=== What you should do ===
Count lines holding the string "Моцарта" in the data that follows. Reply with one number only.

--- begin ---

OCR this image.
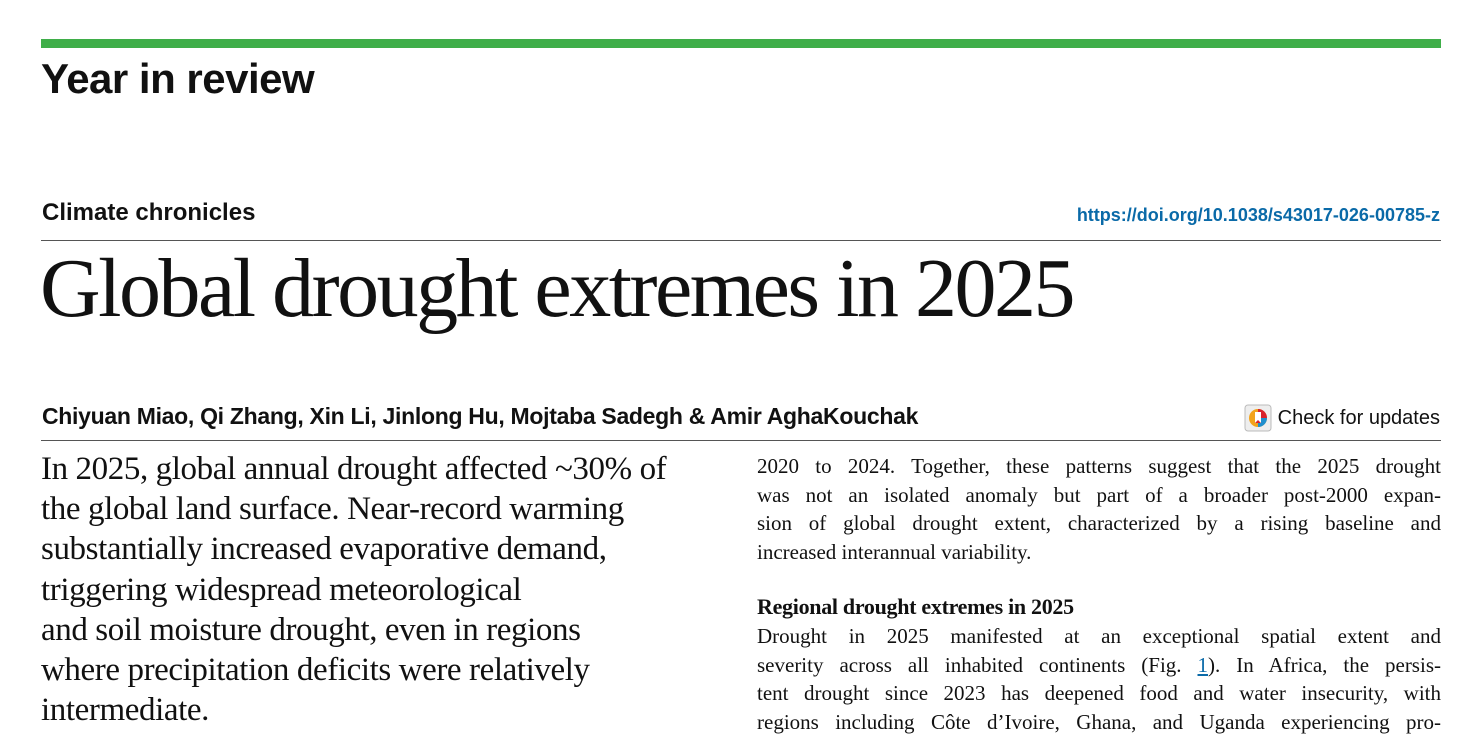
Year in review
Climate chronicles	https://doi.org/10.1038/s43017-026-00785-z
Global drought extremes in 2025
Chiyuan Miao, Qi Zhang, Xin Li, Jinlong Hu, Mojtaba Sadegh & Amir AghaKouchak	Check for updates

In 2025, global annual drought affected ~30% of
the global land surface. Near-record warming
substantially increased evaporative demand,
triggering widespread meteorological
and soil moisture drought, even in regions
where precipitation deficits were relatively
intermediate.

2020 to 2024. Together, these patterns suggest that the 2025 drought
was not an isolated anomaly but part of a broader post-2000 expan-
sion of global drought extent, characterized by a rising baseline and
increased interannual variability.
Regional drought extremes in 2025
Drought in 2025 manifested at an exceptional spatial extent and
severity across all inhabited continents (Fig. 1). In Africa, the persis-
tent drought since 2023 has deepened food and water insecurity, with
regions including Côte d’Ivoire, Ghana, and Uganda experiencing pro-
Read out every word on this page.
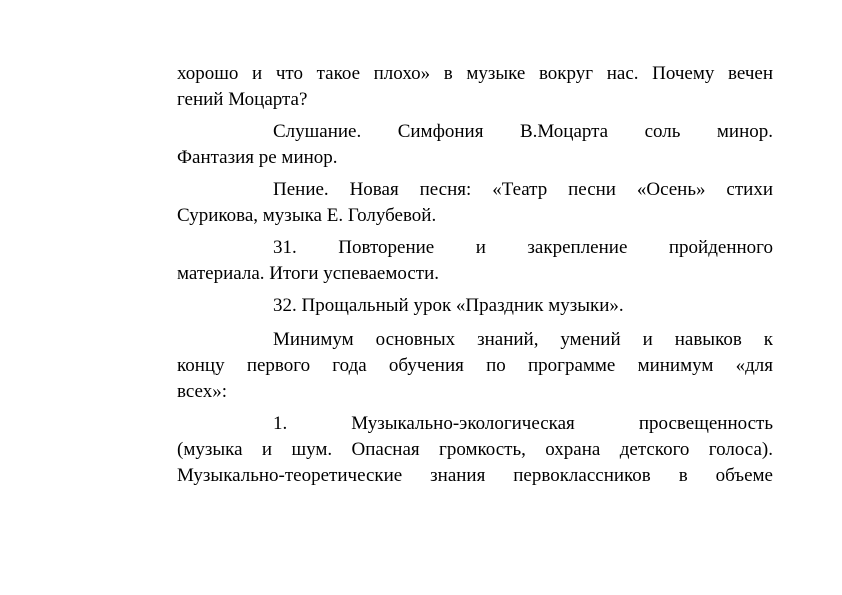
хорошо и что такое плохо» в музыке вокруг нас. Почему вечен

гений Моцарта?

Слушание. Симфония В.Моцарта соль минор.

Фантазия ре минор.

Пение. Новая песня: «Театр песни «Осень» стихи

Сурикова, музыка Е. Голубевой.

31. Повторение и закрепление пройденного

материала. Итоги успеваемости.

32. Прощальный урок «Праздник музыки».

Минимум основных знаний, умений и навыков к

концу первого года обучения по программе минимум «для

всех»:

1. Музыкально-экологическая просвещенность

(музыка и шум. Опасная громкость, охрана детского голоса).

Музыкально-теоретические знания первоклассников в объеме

--- end ---

=== Solution to this exercise ===
2